> [Work to complete]:
• A. For each statement about the letter, answer yes or no and quote the words that decide it: (i) the person addressed hung up during the writer's first contact; (ii) the writer stayed in Iowa for a week; (iii) the writer flew to Iowa from Kentucky.
• B. Please repeat the part of the letter from "I have never" to "huge relationship problems.", word for word.

> [Supplied text]:
──────────

I have never had a mother/daughter bond with anyone. This has been a great loss for me. It is very hard for me to create an emotional attachment with people, and when I do my guard is up 110%. This has caused me some huge relationship problems.

My birthdays have been horrible. Not one birthday goes by where I don’t get sad, and think about you. I always wonder if you are thinking about me on this day. I start to think about you more than usual about a week before my birthday. I cry when I’m alone and no one understands the sadness I have felt. I always wished you wanted to know me, like I always wanted to know you, but you didn’t.

When I finally found you when I was 21, I wrote you a poem. It was one of the best days of my life, yet one of the saddest. I finally made contact with you, but you hung up on me. It devastated me beyond measures.Now as a 37 year old woman, looking back I guess me finding you wasen’t what you wanted. It wasn’t what you dreamed about. Maybe me finding you was just too painful for you? Or you didn’t want to think about that time in your life. Whatever your reason, I’m sorry you felt that way. I’m thankful you spoke to me eventually, and we did get to meet a few times.

Do you remember me being by your bedside when you fell down the stairs and you were in a coma? I flew all the way to Iowa from Kentucky to see you because they were afraid you might die. I stayed 5 days, and prayed for you, held your hand. I even looked at your feet, because they look just like mine. Did you know I was there? I really never knew, because you never talked to me after that.

──────────

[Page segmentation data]
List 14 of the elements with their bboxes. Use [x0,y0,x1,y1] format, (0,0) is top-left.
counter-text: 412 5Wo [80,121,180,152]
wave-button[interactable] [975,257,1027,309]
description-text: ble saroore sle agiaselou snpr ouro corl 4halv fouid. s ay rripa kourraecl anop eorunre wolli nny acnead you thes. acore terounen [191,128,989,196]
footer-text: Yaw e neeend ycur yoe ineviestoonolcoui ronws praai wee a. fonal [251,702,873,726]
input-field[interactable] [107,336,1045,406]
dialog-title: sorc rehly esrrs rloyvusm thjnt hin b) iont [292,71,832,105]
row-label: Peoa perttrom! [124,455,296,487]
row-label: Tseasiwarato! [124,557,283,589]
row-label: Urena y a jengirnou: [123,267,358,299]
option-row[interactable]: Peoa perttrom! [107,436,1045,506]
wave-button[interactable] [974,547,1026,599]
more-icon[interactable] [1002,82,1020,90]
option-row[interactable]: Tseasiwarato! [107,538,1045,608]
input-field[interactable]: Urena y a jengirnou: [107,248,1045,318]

──────────

> [Task responses]:
• A.
(i) Yes: "I finally made contact with you, but you hung up on me."
(ii) No: "I stayed 5 days"
(iii) Yes: "I flew all the way to Iowa from Kentucky to see you"

• B.
I have never had a mother/daughter bond with anyone. This has been a great loss for me. It is very hard for me to create an emotional attachment with people, and when I do my guard is up 110%. This has caused me some huge relationship problems.